Your objective:
Answer with nothing but the number of lines that include the word "text".

========

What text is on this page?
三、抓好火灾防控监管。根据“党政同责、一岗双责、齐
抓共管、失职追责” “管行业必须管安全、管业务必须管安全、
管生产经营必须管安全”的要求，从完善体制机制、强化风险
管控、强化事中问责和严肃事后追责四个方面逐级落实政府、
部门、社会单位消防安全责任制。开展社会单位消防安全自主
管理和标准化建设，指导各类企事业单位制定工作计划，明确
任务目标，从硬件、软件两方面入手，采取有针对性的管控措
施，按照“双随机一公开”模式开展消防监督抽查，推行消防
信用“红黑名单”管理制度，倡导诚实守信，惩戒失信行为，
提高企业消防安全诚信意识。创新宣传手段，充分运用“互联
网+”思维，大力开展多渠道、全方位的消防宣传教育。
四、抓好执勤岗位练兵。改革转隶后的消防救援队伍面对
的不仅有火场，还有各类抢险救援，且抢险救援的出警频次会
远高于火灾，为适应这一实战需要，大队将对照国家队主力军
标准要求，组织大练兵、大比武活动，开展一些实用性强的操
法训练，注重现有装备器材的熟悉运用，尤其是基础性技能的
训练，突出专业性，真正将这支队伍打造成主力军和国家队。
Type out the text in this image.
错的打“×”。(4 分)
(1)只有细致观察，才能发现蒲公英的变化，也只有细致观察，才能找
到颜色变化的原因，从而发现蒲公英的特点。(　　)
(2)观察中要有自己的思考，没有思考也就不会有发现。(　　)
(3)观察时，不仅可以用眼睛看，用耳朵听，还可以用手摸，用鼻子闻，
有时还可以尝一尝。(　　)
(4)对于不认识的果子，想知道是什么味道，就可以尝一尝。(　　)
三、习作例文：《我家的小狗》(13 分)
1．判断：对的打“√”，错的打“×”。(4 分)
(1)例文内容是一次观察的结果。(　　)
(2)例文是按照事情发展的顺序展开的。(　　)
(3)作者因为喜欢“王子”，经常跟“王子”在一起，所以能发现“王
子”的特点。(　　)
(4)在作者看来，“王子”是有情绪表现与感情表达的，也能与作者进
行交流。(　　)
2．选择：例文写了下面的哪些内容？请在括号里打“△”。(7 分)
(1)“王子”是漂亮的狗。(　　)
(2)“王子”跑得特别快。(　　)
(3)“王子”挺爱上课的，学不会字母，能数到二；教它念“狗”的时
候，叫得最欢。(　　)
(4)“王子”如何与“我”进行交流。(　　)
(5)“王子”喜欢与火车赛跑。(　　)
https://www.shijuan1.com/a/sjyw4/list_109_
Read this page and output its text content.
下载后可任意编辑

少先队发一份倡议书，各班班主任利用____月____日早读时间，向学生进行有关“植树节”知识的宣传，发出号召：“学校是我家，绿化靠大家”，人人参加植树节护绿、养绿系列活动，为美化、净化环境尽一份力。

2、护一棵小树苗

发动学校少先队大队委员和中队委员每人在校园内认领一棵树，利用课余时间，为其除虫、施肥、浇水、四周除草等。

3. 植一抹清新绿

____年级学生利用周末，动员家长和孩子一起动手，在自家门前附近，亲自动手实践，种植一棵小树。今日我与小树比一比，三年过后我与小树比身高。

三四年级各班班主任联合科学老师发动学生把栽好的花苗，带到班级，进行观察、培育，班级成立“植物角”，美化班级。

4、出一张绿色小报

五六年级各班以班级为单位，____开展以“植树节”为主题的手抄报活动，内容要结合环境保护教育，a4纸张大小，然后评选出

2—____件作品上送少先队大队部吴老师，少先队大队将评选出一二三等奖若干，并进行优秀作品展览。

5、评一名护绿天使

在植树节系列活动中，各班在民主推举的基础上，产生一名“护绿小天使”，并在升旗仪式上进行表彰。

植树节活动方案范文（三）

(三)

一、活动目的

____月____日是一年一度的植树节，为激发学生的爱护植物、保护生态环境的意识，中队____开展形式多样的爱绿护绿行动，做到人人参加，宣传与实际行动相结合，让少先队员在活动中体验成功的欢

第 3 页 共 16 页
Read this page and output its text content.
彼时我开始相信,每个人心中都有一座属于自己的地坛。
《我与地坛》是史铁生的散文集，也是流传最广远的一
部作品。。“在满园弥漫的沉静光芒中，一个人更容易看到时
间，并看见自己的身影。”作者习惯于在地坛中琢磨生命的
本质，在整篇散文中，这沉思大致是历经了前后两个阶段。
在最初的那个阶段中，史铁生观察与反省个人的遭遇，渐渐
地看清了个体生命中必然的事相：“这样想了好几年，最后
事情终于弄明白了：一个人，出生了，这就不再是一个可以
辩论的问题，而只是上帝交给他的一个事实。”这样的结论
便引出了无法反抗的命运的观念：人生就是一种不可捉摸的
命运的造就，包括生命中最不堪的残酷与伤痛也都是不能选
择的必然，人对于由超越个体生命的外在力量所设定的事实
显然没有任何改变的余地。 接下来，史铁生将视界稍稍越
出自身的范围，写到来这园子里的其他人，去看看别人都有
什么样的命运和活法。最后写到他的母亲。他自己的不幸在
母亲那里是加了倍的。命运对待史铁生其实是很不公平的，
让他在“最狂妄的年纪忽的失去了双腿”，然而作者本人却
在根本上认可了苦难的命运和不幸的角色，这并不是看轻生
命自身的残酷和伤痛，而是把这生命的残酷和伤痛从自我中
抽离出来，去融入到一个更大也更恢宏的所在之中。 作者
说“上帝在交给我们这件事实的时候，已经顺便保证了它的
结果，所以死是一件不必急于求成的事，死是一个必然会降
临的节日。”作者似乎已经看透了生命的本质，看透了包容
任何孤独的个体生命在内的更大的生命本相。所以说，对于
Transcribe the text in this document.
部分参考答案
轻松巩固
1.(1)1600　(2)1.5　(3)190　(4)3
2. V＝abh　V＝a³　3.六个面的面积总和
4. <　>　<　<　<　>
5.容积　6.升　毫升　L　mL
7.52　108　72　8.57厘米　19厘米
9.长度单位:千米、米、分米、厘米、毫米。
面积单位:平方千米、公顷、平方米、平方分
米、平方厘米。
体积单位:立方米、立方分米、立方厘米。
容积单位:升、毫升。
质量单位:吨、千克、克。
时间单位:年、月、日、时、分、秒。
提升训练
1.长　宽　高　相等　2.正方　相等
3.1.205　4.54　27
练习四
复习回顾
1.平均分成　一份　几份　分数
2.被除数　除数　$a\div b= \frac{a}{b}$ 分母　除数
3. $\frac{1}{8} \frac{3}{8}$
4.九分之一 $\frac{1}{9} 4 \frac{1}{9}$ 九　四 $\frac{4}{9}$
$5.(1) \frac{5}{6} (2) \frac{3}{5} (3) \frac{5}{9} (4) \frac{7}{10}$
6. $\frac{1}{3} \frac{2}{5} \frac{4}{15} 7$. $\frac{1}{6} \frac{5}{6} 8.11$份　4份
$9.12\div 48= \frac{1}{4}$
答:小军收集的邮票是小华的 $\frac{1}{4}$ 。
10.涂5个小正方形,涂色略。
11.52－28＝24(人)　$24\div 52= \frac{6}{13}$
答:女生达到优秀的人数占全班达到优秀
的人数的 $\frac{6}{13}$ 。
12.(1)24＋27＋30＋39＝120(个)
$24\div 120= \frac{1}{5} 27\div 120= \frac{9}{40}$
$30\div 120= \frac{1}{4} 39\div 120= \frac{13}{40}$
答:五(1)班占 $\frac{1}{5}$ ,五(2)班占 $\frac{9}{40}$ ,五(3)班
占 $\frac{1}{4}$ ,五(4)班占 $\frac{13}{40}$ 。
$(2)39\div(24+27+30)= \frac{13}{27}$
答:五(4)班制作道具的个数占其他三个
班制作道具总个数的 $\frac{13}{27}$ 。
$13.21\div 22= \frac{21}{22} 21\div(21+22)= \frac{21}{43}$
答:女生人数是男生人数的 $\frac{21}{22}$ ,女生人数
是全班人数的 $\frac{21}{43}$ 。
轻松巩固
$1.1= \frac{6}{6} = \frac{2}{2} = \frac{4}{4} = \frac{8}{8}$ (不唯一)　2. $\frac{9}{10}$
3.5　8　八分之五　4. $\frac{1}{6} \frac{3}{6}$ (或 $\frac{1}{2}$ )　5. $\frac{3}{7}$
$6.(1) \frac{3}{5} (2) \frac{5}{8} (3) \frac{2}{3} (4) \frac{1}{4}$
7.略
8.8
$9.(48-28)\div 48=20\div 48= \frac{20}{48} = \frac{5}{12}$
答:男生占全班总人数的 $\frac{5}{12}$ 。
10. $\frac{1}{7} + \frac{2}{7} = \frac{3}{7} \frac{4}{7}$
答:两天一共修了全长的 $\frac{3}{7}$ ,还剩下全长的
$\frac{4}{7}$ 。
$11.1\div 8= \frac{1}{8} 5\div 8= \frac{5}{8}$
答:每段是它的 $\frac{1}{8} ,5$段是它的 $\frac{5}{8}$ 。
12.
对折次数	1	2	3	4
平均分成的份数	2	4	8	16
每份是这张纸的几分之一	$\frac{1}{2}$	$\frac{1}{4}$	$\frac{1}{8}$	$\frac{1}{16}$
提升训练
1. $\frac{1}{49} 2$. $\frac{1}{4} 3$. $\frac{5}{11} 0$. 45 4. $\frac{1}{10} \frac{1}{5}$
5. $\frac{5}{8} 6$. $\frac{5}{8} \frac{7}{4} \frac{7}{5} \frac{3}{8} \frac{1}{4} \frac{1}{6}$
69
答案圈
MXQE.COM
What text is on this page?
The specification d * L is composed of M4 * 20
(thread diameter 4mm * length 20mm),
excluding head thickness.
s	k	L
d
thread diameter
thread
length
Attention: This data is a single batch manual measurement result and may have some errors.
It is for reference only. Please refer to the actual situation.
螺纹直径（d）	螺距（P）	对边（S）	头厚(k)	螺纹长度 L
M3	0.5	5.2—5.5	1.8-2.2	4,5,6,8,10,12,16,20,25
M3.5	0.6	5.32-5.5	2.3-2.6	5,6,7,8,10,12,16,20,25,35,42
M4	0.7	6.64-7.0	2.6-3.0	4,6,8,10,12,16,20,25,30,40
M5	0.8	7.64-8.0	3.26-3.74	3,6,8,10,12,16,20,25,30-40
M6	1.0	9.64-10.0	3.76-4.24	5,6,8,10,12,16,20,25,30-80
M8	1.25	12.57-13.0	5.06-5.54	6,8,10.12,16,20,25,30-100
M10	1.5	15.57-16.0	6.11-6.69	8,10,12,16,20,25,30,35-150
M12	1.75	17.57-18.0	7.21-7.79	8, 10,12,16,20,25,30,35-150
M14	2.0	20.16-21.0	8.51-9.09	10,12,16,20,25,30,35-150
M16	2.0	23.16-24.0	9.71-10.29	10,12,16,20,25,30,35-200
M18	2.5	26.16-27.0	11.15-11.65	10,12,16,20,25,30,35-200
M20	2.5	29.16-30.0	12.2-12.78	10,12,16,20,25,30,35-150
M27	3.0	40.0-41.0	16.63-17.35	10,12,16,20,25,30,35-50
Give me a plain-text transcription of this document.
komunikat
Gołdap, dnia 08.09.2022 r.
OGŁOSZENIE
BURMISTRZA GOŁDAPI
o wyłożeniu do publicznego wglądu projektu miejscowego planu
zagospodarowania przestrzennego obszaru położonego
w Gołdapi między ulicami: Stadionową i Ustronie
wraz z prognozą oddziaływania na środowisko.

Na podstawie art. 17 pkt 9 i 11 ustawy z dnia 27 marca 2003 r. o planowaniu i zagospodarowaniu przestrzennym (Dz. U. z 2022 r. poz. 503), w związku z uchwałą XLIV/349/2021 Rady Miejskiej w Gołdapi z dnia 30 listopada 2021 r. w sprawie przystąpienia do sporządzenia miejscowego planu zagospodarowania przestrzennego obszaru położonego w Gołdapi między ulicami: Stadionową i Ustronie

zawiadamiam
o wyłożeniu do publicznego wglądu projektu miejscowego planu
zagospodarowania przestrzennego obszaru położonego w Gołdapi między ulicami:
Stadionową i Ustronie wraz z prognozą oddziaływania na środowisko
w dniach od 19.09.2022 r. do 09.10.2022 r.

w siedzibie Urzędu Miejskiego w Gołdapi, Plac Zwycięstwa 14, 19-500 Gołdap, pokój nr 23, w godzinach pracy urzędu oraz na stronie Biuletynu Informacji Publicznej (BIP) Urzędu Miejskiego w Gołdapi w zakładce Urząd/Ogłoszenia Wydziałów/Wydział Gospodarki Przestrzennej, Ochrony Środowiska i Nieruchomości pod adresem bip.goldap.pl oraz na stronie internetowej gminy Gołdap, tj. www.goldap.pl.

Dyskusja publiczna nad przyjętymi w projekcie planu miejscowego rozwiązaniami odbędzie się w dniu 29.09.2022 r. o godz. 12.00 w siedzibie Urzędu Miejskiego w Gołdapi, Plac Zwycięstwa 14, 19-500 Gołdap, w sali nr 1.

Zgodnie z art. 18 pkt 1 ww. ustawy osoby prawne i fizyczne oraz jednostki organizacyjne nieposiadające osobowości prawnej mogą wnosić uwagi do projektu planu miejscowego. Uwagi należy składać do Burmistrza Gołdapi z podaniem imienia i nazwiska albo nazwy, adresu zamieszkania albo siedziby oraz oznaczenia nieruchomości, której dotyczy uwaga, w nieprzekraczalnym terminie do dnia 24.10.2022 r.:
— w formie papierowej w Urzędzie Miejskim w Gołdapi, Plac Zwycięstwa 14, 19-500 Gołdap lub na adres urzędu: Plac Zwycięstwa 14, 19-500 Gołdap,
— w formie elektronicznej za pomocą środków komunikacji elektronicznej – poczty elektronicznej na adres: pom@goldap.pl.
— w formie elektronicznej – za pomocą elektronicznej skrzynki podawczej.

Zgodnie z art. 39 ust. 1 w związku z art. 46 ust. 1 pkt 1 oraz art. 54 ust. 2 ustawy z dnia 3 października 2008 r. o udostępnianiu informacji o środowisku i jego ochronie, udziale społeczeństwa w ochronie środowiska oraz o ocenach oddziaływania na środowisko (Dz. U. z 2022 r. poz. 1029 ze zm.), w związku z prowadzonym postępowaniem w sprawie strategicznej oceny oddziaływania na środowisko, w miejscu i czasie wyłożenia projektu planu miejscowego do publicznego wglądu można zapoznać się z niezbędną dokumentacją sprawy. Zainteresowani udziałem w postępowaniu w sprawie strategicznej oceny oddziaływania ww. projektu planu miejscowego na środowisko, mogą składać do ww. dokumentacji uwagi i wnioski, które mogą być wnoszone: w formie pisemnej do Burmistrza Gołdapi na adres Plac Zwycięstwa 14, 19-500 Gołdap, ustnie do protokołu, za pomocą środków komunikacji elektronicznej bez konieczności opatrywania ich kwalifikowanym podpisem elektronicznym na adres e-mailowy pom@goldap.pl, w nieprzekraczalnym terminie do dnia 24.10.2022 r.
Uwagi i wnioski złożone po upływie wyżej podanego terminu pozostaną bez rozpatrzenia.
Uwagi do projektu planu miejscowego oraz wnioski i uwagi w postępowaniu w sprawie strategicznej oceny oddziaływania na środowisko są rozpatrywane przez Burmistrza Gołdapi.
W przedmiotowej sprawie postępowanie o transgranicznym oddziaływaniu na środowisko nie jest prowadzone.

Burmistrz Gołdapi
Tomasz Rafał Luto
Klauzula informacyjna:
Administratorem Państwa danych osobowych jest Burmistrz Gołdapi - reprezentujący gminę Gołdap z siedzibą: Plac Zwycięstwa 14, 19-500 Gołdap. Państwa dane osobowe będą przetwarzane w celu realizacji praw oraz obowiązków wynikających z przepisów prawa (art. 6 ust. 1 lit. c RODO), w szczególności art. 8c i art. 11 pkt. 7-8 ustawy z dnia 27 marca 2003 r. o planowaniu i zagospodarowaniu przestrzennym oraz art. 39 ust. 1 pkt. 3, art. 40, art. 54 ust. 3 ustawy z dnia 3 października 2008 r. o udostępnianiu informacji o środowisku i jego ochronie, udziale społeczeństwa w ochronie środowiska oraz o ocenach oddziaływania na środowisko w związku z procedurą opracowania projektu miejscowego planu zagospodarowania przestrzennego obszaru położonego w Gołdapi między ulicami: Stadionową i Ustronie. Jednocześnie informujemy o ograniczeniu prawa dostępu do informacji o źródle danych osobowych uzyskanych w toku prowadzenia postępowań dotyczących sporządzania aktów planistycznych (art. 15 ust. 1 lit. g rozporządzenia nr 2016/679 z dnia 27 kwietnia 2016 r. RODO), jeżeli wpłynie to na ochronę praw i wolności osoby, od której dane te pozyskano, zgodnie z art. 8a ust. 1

========

Output for this exercise:
7